* **RECORDS FOR THE TASK**:
▬▬▬▬▬▬
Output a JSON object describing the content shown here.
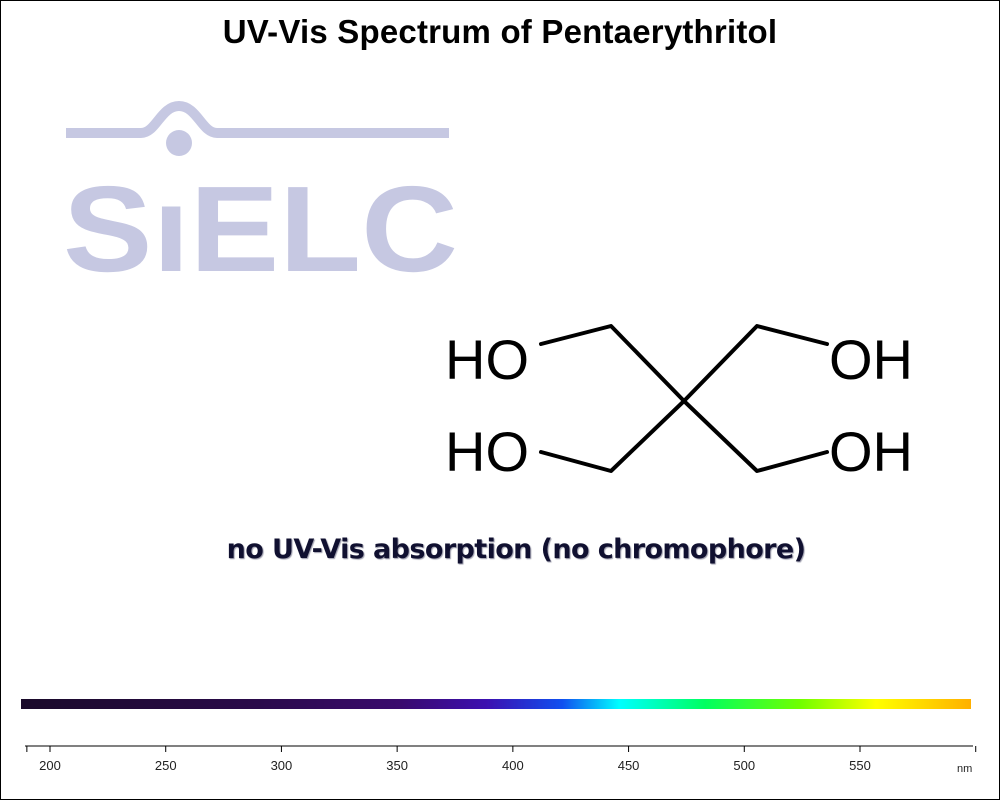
{
  "title": "UV-Vis Spectrum of Pentaerythritol",
  "logo": {
    "text": "SIELC",
    "color": "#c6c8e2"
  },
  "molecule": {
    "groups": [
      "HO",
      "HO",
      "OH",
      "OH"
    ]
  },
  "note": "no UV-Vis absorption (no chromophore)",
  "chart_data": {
    "type": "line",
    "title": "UV-Vis Spectrum of Pentaerythritol",
    "xlabel": "nm",
    "ylabel": "",
    "xlim": [
      190,
      600
    ],
    "x_ticks": [
      200,
      250,
      300,
      350,
      400,
      450,
      500,
      550
    ],
    "x_unit": "nm",
    "series": [],
    "annotations": [
      "no UV-Vis absorption (no chromophore)"
    ],
    "grid": false,
    "legend": "none"
  }
}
▬▬▬▬▬▬
Reply with nothing except the number of lines in the listing above that include "absorption".

2